Dataset items:
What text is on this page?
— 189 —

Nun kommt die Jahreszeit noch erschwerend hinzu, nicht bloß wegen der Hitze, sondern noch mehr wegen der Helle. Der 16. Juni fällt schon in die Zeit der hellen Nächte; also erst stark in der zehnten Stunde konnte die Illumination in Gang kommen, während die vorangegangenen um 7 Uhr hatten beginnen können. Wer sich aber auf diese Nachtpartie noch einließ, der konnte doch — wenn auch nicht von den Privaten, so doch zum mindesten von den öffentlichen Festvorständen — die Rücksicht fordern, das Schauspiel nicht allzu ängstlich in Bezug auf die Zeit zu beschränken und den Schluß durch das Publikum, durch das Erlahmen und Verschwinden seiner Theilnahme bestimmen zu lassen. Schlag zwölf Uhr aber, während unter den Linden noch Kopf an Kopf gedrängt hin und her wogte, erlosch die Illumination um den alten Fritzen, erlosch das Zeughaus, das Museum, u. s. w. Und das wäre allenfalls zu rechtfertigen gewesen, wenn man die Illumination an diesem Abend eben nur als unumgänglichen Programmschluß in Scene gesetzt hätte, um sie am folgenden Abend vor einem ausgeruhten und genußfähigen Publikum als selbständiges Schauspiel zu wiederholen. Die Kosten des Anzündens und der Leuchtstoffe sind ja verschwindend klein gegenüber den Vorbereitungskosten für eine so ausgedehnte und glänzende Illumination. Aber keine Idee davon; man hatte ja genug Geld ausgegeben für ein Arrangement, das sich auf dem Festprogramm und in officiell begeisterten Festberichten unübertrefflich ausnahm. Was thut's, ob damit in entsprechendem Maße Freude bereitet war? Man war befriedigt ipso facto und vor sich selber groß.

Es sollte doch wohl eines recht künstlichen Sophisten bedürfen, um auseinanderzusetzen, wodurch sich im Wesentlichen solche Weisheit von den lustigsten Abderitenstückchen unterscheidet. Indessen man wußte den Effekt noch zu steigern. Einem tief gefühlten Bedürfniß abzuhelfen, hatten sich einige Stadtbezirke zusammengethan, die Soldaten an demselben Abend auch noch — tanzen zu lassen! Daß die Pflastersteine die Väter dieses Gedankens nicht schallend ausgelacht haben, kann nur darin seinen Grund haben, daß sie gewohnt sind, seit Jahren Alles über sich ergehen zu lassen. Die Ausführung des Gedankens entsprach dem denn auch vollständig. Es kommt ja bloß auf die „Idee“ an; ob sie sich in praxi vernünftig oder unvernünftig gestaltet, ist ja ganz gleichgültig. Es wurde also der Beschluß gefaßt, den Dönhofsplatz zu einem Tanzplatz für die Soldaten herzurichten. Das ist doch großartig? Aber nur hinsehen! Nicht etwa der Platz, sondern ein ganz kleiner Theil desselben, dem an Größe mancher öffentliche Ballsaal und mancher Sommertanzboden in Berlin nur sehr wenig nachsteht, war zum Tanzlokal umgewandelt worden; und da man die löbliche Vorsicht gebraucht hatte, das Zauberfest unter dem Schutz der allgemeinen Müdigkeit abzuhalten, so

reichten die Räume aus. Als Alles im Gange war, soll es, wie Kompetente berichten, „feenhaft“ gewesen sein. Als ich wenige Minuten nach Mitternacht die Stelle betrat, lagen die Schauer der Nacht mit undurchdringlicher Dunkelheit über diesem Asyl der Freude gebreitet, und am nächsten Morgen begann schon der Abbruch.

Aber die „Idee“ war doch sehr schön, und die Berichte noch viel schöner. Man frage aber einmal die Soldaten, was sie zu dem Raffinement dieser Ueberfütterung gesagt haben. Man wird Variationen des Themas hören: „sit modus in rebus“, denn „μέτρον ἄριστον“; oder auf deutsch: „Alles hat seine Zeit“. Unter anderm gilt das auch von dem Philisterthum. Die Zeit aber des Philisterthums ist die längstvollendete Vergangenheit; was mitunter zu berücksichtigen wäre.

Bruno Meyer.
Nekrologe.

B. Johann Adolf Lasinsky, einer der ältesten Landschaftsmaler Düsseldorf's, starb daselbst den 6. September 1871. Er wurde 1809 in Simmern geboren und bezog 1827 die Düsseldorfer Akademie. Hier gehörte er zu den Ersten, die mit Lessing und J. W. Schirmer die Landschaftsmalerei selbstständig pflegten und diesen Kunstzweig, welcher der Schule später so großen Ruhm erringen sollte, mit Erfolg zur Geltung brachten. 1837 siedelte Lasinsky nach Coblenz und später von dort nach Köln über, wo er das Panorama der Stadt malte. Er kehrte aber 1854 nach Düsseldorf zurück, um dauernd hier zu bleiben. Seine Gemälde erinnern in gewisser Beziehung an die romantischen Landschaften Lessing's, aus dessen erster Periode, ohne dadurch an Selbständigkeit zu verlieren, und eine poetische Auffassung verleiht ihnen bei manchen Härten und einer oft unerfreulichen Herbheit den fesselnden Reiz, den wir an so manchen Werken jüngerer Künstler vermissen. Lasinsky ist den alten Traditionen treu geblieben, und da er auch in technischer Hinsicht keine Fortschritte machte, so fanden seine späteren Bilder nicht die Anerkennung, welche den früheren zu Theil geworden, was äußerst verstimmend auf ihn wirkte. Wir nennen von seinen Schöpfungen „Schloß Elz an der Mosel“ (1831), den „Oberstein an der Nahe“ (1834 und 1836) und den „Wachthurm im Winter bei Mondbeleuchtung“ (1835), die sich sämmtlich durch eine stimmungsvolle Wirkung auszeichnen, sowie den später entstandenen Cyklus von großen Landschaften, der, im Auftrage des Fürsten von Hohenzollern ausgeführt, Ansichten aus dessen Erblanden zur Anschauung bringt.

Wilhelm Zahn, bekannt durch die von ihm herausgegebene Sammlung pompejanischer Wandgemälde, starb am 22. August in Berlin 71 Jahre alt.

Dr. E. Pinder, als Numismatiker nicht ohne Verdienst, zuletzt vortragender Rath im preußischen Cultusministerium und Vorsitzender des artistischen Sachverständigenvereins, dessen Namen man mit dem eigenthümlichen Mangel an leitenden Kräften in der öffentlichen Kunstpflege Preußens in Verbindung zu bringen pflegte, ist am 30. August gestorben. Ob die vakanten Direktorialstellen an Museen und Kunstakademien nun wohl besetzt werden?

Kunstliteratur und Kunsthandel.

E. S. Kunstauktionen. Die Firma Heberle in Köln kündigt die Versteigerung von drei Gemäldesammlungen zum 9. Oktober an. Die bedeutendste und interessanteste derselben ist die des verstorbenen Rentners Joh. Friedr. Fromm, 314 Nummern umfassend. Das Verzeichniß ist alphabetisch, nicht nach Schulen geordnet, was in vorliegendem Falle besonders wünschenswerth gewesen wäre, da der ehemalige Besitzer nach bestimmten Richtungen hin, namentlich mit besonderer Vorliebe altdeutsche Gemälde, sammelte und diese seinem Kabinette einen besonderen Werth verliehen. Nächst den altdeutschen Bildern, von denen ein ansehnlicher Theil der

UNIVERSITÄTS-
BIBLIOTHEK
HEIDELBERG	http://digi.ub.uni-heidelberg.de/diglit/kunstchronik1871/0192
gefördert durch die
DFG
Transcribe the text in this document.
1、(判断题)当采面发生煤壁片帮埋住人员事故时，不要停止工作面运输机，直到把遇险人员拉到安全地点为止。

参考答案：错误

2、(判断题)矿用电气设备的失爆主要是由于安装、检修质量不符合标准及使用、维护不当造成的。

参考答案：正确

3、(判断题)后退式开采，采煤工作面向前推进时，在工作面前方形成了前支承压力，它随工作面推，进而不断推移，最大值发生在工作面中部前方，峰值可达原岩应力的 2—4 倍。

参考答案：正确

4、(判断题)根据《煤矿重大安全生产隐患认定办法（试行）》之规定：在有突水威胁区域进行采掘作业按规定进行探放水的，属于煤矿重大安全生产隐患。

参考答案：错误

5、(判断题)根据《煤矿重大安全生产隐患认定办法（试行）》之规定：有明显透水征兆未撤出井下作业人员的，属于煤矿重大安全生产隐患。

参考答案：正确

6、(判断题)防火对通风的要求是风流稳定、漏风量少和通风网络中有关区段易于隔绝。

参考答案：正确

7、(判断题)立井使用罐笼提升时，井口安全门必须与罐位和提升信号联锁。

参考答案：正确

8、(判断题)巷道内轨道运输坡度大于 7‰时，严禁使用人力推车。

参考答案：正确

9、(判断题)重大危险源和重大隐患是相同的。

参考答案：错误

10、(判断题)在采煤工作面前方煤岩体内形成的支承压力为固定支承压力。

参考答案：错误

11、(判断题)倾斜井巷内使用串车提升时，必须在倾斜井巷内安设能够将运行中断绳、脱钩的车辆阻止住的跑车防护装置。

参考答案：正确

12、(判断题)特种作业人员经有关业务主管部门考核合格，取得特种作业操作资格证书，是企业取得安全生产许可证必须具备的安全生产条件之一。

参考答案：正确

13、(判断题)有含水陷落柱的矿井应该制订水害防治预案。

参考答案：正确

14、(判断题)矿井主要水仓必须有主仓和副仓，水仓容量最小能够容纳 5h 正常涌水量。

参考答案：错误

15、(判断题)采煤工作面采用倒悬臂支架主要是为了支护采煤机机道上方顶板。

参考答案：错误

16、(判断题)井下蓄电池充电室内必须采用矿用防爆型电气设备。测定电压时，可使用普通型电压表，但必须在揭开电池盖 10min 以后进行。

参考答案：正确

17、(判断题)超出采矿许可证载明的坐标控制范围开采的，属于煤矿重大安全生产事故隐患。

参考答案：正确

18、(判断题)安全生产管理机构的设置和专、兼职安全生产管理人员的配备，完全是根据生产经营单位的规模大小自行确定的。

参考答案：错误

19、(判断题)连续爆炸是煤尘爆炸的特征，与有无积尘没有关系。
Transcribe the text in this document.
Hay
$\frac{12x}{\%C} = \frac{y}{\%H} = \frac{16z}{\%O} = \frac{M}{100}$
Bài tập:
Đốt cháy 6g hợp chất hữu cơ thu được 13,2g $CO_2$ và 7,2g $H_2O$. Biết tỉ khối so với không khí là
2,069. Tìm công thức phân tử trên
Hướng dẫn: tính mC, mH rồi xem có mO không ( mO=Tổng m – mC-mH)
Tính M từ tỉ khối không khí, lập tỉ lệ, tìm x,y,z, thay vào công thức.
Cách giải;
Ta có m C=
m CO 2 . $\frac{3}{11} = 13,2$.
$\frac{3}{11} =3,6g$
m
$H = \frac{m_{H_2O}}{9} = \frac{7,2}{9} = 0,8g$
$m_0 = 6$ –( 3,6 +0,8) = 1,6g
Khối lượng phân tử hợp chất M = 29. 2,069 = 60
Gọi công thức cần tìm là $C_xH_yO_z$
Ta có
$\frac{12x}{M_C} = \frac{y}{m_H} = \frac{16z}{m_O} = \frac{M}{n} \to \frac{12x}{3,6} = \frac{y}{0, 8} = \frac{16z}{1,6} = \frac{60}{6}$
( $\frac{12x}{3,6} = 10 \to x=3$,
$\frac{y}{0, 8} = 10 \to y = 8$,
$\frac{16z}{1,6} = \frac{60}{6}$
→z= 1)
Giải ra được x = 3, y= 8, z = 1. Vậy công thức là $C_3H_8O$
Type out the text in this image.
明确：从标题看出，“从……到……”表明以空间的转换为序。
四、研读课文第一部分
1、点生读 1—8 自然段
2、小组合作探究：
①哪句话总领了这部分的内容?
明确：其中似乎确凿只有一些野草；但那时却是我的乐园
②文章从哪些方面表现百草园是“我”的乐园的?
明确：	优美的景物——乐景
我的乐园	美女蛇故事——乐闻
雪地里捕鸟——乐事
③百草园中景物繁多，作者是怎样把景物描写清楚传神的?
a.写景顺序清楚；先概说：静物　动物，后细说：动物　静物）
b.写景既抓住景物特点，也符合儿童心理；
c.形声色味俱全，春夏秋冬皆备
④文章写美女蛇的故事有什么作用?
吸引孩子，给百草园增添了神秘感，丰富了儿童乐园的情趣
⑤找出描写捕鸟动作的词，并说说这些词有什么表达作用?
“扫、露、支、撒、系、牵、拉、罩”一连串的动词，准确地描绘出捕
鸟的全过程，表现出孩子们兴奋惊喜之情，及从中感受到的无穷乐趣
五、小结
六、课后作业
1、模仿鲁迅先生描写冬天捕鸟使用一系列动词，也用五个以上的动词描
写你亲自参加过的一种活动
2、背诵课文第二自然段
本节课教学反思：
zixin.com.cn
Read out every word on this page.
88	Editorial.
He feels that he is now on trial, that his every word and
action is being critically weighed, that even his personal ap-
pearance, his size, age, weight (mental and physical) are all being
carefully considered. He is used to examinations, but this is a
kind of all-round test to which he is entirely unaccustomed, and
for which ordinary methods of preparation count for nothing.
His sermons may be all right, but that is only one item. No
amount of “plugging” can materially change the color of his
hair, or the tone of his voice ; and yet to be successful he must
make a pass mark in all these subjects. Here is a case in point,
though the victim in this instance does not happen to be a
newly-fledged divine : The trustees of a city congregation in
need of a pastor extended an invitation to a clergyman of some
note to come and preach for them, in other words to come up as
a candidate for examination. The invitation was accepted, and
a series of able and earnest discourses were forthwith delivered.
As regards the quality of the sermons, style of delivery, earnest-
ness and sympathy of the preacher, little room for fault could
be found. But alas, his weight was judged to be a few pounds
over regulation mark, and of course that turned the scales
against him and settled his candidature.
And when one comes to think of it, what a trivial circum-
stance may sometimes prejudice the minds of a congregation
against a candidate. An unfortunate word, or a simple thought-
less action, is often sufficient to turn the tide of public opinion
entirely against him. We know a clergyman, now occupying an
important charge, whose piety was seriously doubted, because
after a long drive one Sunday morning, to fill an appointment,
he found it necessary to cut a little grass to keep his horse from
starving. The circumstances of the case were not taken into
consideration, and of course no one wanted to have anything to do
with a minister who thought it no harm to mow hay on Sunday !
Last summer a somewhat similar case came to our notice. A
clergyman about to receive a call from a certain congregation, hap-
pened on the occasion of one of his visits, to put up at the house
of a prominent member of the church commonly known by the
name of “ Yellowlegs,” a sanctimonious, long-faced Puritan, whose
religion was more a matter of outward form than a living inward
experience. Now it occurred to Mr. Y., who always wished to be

Requirement.
Determine the number of lines in the listing that contain the string "action". Write that number and nothing else.

Answer for the task.
2